* [REQUIREMENTS]:
Count how many lines contain the word "name". Please give only the number.

* [DATA]:
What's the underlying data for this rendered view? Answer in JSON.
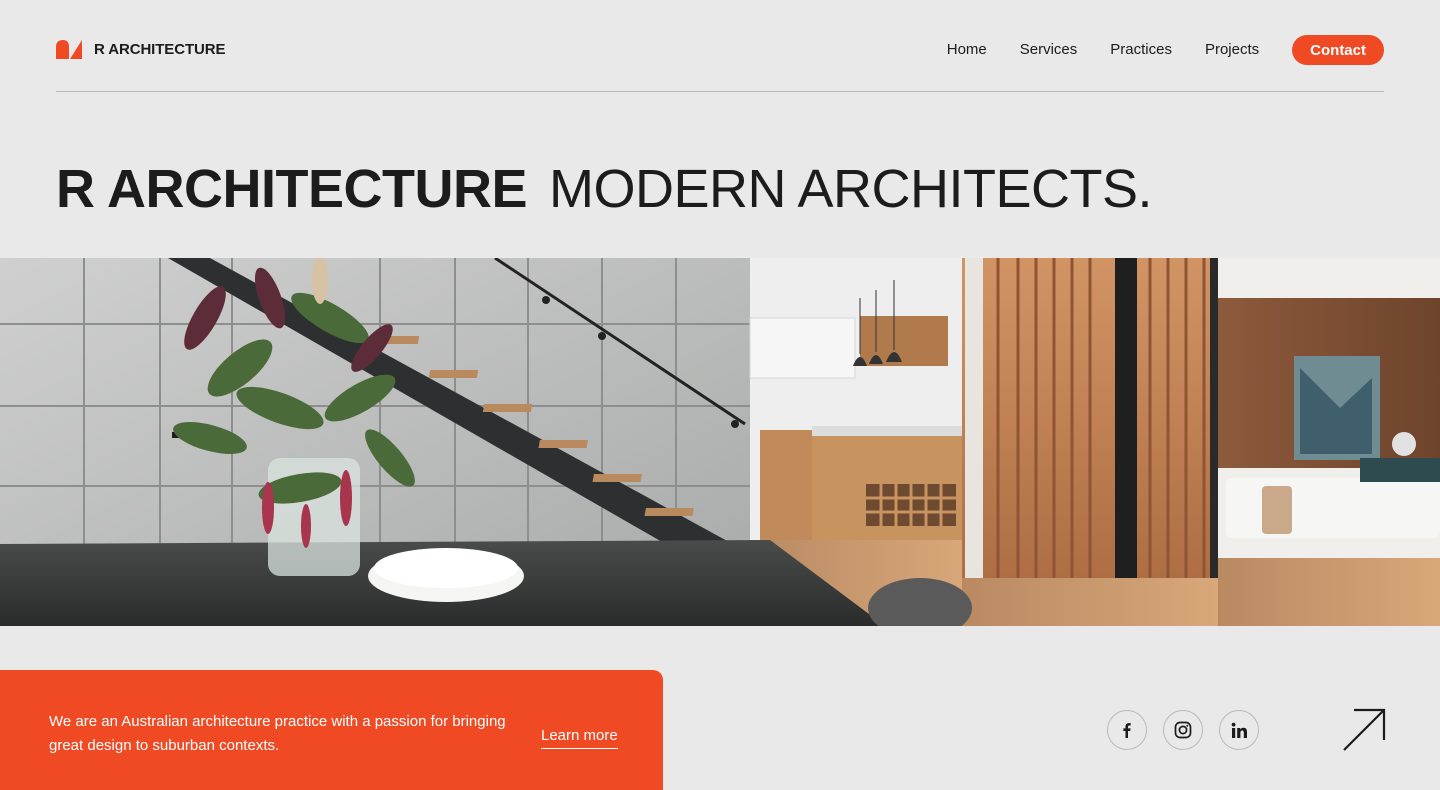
{
  "brand": {
    "name": "R ARCHITECTURE",
    "logo_icon": "brand-mark-icon",
    "accent_color": "#ef4a24"
  },
  "nav": {
    "links": [
      {
        "label": "Home"
      },
      {
        "label": "Services"
      },
      {
        "label": "Practices"
      },
      {
        "label": "Projects"
      }
    ],
    "contact_label": "Contact"
  },
  "hero": {
    "title_bold": "R ARCHITECTURE",
    "title_light": "MODERN ARCHITECTS."
  },
  "about": {
    "text": "We are an Australian architecture practice with a passion for bringing great design to suburban contexts.",
    "link_label": "Learn more"
  },
  "social": {
    "icons": [
      "facebook-icon",
      "instagram-icon",
      "linkedin-icon"
    ]
  },
  "cta": {
    "icon": "arrow-up-right-icon"
  }
}
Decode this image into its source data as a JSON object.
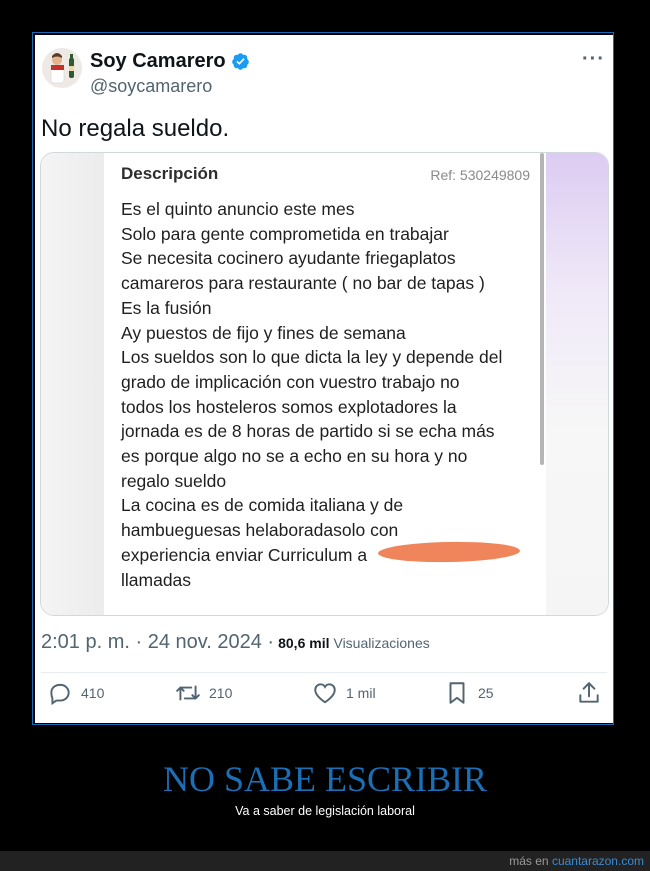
{
  "tweet": {
    "name": "Soy Camarero",
    "handle": "@soycamarero",
    "text": "No regala sueldo.",
    "time": "2:01 p. m. · 24 nov. 2024 ·",
    "views": "80,6 mil",
    "views_label": "Visualizaciones",
    "more_label": "···",
    "verified_color": "#1d9bf0",
    "counts": {
      "replies": "410",
      "retweets": "210",
      "likes": "1 mil",
      "bookmarks": "25"
    }
  },
  "card": {
    "title": "Descripción",
    "ref": "Ref: 530249809",
    "lines": [
      "Es el quinto anuncio este mes",
      "Solo para gente comprometida en trabajar",
      "Se necesita cocinero ayudante friegaplatos",
      "camareros para restaurante ( no bar de tapas )",
      "Es la fusión",
      "Ay puestos de fijo y fines de semana",
      "Los sueldos son lo que dicta la ley y depende del",
      "grado de implicación con vuestro trabajo no",
      "todos los hosteleros somos explotadores la",
      "jornada es de 8 horas de partido si se echa más",
      "es porque algo no se a echo en su hora y no",
      "regalo sueldo",
      "La cocina es de comida italiana y de",
      "hambueguesas helaboradasolo con",
      "experiencia enviar Curriculum a",
      "llamadas"
    ]
  },
  "caption": {
    "headline": "NO SABE ESCRIBIR",
    "subline": "Va a saber de legislación laboral",
    "headline_color": "#1b6fb6"
  },
  "footer": {
    "prefix": "más en",
    "site": "cuantarazon.com"
  }
}
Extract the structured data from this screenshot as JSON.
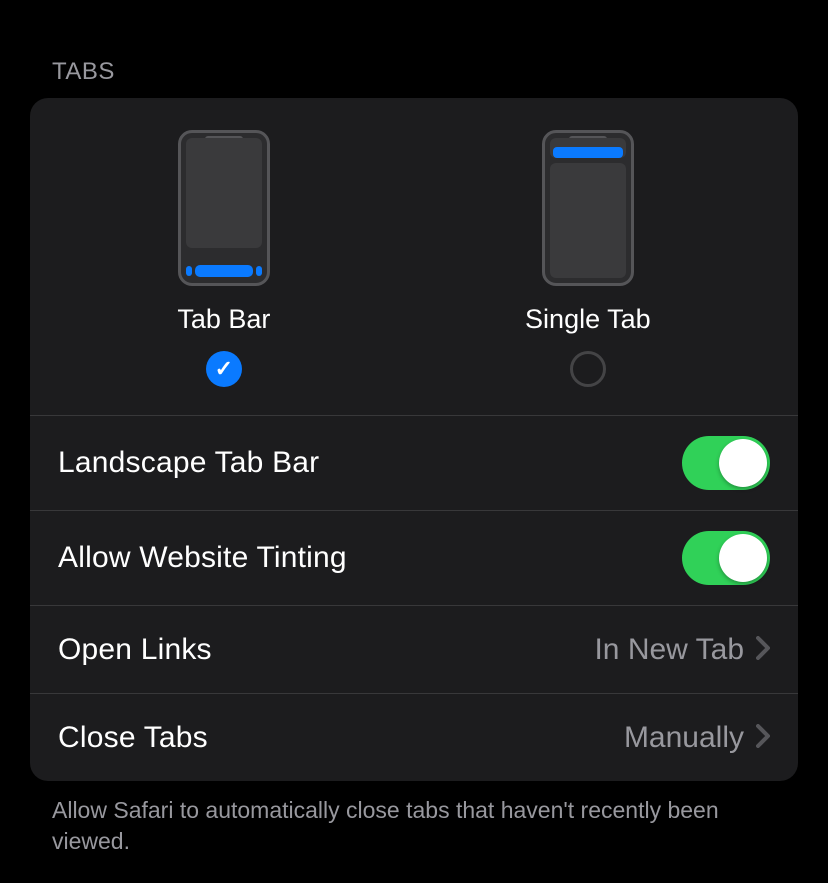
{
  "section": {
    "header": "TABS",
    "footer": "Allow Safari to automatically close tabs that haven't recently been viewed."
  },
  "layout_options": {
    "tab_bar": {
      "label": "Tab Bar",
      "selected": true
    },
    "single_tab": {
      "label": "Single Tab",
      "selected": false
    }
  },
  "rows": {
    "landscape_tab_bar": {
      "label": "Landscape Tab Bar",
      "enabled": true
    },
    "allow_website_tinting": {
      "label": "Allow Website Tinting",
      "enabled": true
    },
    "open_links": {
      "label": "Open Links",
      "value": "In New Tab"
    },
    "close_tabs": {
      "label": "Close Tabs",
      "value": "Manually"
    }
  }
}
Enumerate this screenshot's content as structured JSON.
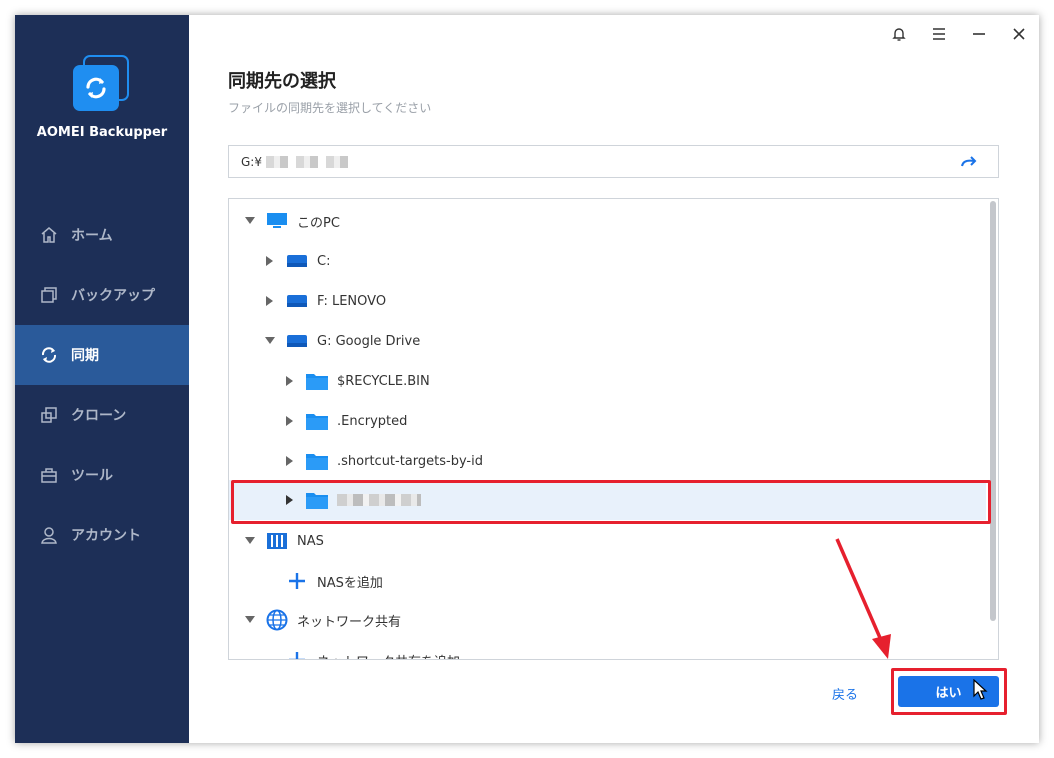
{
  "app": {
    "name": "AOMEI Backupper"
  },
  "sidebar": {
    "items": [
      {
        "label": "ホーム",
        "icon": "home-icon",
        "active": false
      },
      {
        "label": "バックアップ",
        "icon": "backup-icon",
        "active": false
      },
      {
        "label": "同期",
        "icon": "sync-icon",
        "active": true
      },
      {
        "label": "クローン",
        "icon": "clone-icon",
        "active": false
      },
      {
        "label": "ツール",
        "icon": "tools-icon",
        "active": false
      },
      {
        "label": "アカウント",
        "icon": "account-icon",
        "active": false
      }
    ]
  },
  "header": {
    "title": "同期先の選択",
    "subtitle": "ファイルの同期先を選択してください"
  },
  "path": {
    "value": "G:¥"
  },
  "tree": {
    "this_pc": "このPC",
    "drive_c": "C:",
    "drive_f": "F: LENOVO",
    "drive_g": "G: Google Drive",
    "folder_recycle": "$RECYCLE.BIN",
    "folder_encrypted": ".Encrypted",
    "folder_shortcut": ".shortcut-targets-by-id",
    "nas": "NAS",
    "add_nas": "NASを追加",
    "network_share": "ネットワーク共有",
    "add_network_share": "ネットワーク共有を追加"
  },
  "footer": {
    "back_label": "戻る",
    "yes_label": "はい"
  },
  "colors": {
    "sidebar_bg": "#1d2f57",
    "sidebar_active": "#2a5a9a",
    "accent": "#1a73e8",
    "highlight_red": "#e6202e",
    "selected_row": "#e8f1fb"
  }
}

* [CORRECT OUTPUT]:
3